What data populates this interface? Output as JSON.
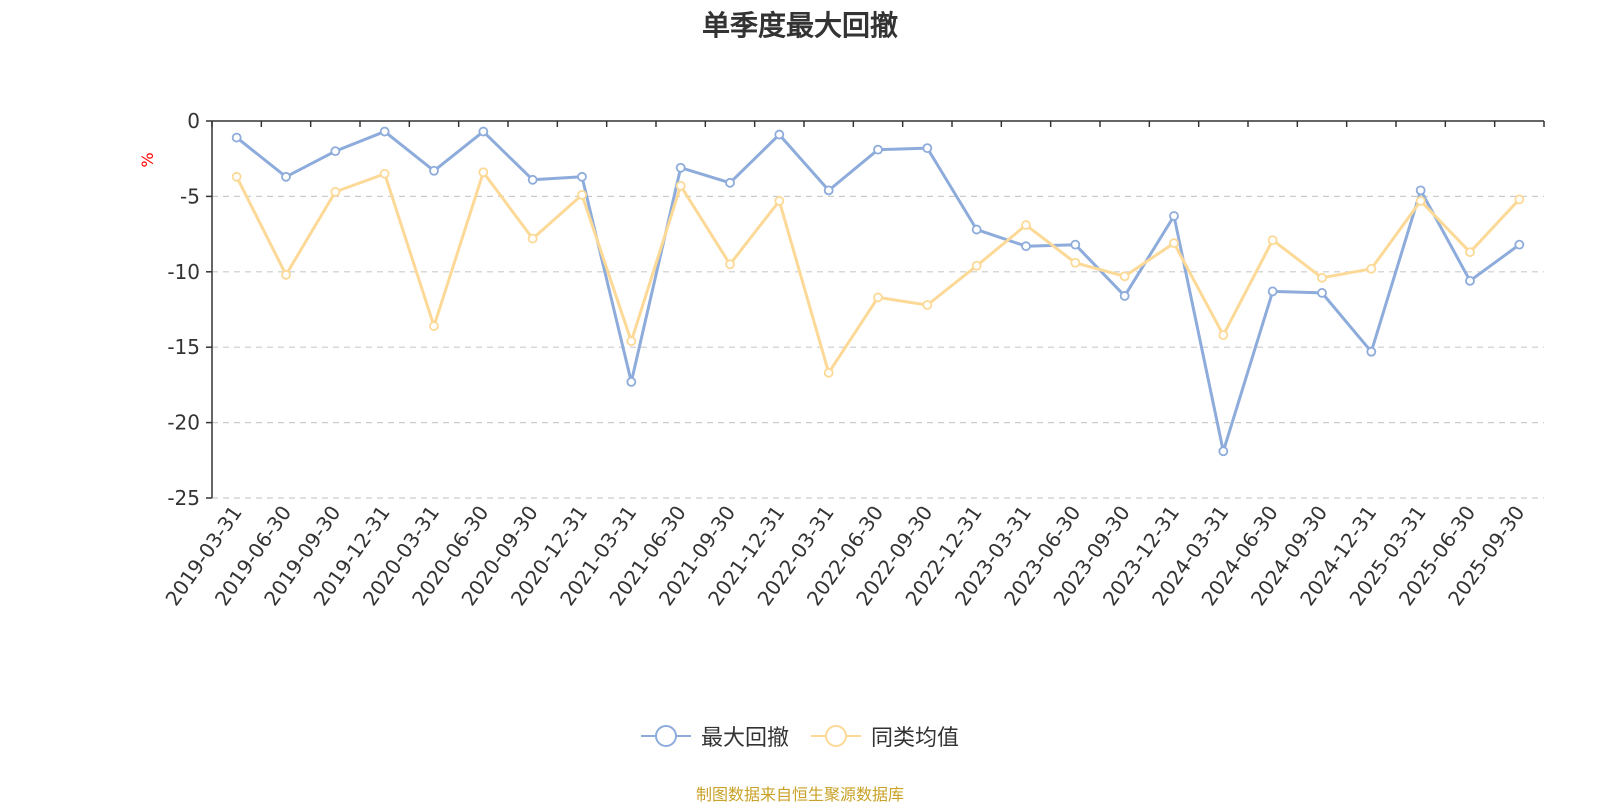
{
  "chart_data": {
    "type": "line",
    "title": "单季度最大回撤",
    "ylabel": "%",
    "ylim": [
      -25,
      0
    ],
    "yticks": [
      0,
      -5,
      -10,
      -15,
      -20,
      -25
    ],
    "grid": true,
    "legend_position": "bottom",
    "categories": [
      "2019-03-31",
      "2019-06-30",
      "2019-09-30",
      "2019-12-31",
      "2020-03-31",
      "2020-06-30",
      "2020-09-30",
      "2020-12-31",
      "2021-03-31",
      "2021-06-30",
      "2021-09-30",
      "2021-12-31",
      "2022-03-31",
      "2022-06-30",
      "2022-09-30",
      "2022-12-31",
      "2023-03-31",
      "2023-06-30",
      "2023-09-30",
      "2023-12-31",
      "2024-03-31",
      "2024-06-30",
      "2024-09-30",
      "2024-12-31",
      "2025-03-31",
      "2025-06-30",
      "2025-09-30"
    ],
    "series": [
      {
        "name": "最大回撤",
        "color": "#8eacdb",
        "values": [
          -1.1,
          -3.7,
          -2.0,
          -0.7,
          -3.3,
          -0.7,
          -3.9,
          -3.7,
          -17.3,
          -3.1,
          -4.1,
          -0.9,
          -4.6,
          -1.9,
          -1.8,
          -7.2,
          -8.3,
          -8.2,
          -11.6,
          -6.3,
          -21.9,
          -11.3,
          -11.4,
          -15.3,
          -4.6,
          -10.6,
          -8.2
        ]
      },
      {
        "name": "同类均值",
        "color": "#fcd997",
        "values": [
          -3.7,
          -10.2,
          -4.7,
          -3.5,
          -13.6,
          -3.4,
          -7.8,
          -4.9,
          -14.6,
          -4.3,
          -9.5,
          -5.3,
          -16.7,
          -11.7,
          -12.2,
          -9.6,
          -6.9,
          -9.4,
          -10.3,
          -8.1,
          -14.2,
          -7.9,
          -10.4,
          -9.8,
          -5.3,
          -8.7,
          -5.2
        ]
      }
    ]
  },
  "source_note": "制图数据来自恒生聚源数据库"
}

--------------------

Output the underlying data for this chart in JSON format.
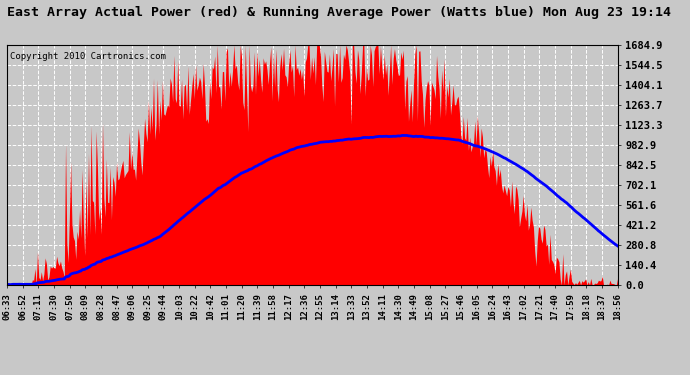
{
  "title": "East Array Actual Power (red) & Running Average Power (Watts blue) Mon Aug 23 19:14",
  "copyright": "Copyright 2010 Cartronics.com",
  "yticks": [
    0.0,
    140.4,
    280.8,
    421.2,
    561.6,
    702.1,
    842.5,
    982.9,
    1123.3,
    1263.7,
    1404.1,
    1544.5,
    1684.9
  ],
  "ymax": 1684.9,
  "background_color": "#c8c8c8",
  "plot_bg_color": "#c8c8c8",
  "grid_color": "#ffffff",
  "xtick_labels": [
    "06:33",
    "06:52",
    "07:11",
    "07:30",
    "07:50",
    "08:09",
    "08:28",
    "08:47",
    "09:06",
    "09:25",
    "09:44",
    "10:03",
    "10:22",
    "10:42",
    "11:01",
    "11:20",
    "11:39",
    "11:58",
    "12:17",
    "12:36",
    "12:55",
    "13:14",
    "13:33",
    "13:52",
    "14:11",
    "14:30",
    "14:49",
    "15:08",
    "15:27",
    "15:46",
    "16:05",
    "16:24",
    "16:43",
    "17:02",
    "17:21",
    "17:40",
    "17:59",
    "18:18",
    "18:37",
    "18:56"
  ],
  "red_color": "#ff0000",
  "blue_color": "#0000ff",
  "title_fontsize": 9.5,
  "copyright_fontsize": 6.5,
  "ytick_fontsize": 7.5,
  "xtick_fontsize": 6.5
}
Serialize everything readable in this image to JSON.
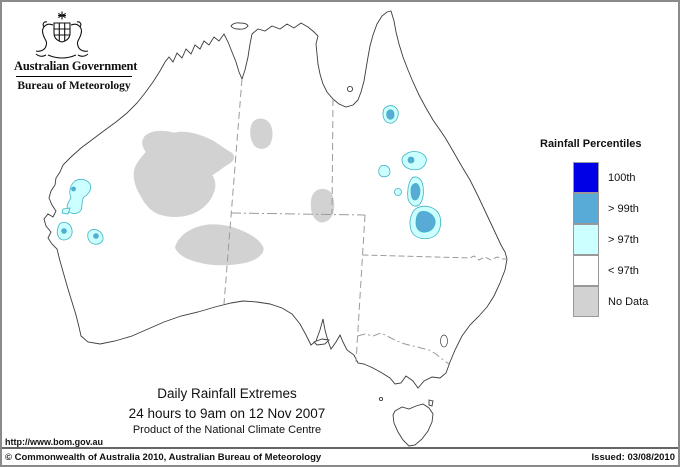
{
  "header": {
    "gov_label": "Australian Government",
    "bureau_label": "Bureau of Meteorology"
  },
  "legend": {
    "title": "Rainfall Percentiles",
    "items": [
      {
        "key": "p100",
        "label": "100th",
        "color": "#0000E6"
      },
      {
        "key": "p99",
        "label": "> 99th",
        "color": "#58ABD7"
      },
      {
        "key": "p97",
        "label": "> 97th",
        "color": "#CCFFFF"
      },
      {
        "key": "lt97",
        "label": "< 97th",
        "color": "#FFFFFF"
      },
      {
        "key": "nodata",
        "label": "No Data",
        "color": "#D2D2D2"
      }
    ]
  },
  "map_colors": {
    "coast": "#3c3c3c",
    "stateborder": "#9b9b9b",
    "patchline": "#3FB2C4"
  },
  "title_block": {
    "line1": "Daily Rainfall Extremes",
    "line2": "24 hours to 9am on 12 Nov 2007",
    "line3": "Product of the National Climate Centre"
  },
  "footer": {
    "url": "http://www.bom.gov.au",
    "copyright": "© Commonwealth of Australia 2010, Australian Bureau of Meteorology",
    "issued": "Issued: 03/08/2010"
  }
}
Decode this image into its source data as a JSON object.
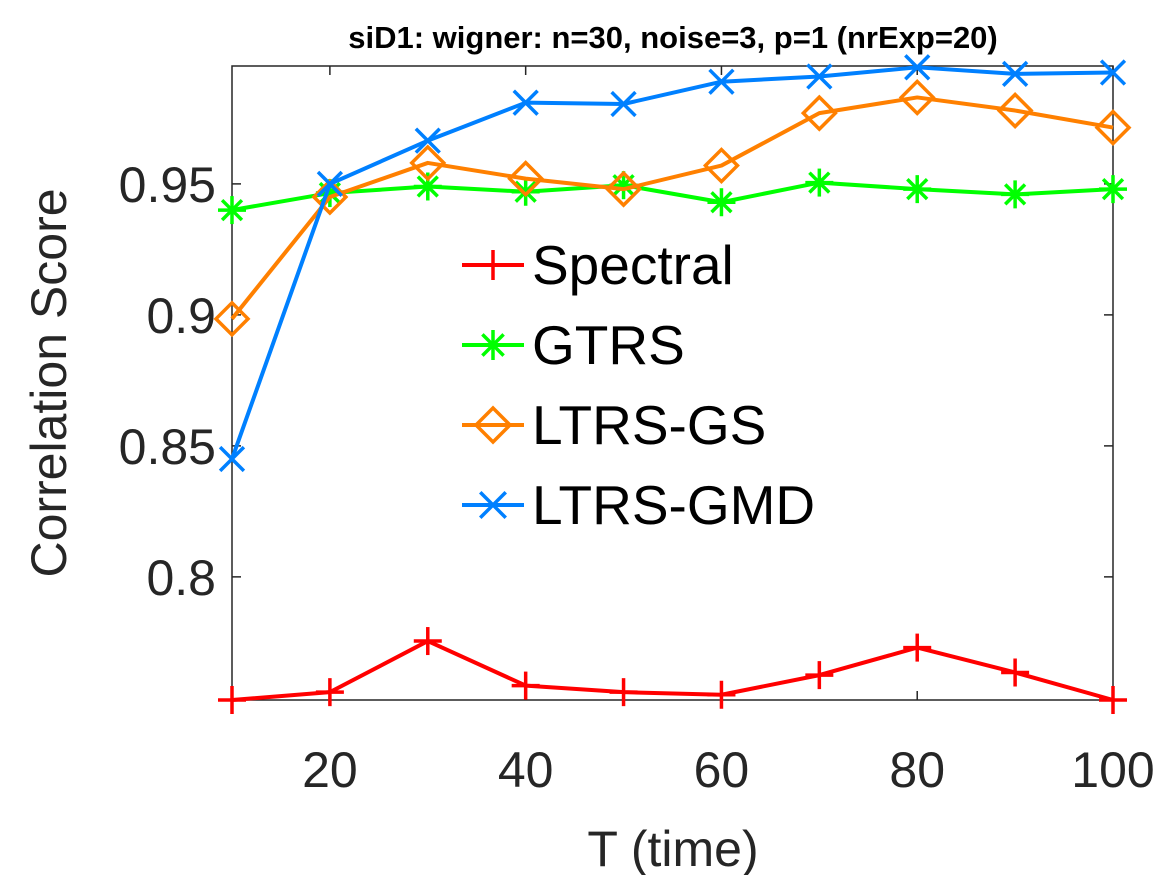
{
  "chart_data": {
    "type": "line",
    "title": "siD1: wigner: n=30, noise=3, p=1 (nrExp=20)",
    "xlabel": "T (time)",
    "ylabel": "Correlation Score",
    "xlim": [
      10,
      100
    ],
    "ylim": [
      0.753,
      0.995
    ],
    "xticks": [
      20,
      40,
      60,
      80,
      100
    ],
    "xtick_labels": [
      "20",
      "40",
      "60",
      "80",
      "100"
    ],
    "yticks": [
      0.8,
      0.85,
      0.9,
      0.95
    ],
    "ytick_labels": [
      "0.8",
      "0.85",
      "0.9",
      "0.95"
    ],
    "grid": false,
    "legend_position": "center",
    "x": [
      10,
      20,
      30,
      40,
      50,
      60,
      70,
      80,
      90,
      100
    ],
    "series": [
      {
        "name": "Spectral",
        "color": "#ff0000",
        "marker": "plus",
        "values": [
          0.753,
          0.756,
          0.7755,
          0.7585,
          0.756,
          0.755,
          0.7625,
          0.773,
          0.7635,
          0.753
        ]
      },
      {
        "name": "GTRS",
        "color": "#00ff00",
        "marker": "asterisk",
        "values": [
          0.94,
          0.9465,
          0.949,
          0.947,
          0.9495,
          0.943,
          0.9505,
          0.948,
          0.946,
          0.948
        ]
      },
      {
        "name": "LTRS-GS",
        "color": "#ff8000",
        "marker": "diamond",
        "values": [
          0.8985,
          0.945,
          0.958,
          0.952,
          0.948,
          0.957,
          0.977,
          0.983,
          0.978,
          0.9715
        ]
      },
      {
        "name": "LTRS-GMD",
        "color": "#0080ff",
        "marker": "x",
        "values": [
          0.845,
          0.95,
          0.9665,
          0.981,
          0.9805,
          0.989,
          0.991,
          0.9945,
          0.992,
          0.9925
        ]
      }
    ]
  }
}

--------------------

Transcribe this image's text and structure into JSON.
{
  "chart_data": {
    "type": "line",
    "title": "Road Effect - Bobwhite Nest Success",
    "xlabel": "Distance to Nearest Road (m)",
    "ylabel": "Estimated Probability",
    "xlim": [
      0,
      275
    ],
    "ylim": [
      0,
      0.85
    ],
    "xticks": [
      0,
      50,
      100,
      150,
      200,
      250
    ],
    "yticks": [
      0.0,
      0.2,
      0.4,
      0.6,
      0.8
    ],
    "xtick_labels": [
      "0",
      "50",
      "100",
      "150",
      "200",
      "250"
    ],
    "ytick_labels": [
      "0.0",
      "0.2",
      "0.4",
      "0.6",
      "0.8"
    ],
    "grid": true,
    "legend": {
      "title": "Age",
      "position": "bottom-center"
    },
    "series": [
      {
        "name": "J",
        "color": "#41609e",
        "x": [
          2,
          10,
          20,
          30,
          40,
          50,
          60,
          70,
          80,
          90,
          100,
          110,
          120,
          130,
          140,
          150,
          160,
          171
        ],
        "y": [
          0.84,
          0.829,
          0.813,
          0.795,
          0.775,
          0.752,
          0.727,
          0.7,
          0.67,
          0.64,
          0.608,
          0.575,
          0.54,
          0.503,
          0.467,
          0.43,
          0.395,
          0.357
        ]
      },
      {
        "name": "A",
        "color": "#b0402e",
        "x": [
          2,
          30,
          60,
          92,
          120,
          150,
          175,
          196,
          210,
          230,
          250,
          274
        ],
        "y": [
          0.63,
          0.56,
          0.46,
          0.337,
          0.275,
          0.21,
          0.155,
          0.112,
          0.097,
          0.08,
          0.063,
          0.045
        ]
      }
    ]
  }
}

--------------------

▶ _WORK REQUIRED_:
From the entries above, collect every line with the string "ylabel" in it.

▶ _RESPONSE_:
    "ylabel": "%",
    "ylabel": "Correlation Score",
    "ylabel": "Estimated Probability",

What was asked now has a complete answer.